_Problem description_
Hunt for the word "産業別入職率" across the entries below, copying each line that holds it.

**** Provided records

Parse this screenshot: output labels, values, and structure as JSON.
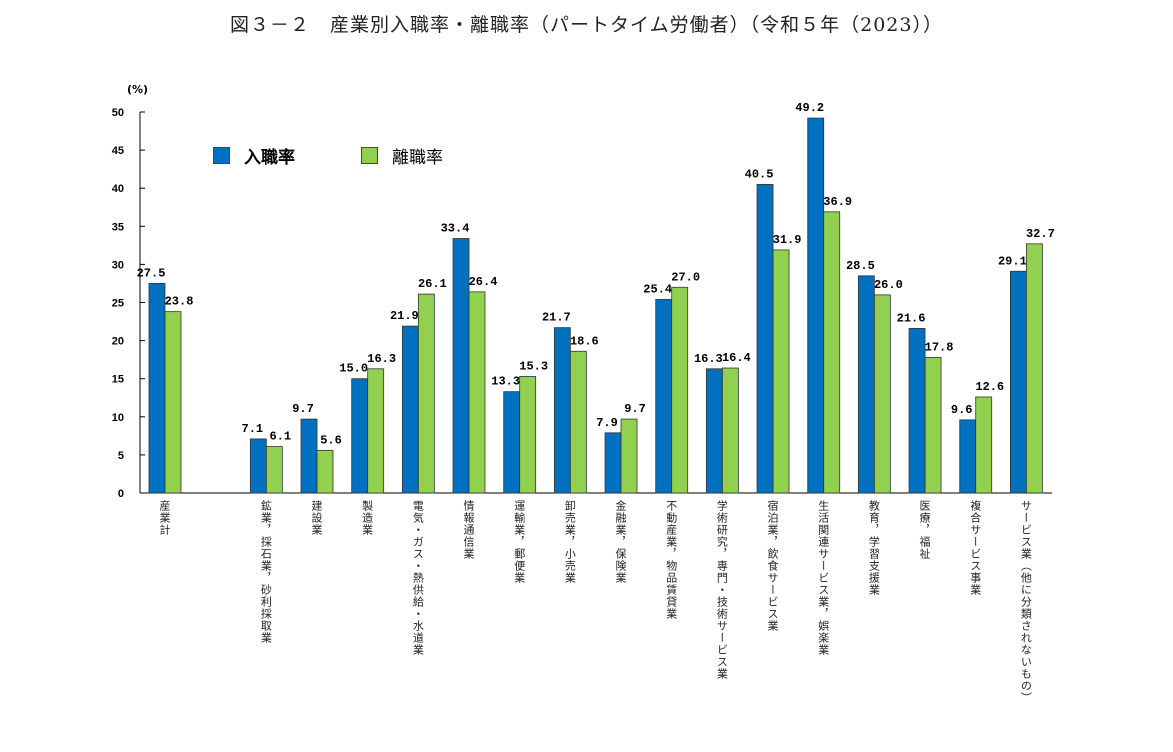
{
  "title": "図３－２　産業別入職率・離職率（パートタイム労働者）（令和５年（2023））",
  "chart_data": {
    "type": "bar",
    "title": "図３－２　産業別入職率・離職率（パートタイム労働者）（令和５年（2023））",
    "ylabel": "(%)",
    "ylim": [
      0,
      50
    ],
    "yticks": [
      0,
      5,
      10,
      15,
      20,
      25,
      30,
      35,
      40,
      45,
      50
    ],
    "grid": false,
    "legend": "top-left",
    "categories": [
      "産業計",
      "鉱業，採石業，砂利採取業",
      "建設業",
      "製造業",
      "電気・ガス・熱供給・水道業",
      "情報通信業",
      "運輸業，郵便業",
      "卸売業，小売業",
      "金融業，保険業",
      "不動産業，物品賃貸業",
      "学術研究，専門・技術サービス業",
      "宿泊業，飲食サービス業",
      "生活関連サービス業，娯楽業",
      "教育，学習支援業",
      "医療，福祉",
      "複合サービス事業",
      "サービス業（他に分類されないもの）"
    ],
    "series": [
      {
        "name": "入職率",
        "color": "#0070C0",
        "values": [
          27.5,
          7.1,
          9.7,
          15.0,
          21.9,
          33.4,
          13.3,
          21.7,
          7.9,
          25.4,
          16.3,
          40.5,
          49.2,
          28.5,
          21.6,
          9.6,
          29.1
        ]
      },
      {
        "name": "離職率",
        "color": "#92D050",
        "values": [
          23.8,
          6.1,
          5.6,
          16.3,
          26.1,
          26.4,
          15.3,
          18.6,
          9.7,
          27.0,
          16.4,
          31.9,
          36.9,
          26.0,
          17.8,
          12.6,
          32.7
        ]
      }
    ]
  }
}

********

_Finished answer_
  "title": "図３－２　産業別入職率・離職率（パートタイム労働者）（令和５年（2023））",
    "title": "図３－２　産業別入職率・離職率（パートタイム労働者）（令和５年（2023））",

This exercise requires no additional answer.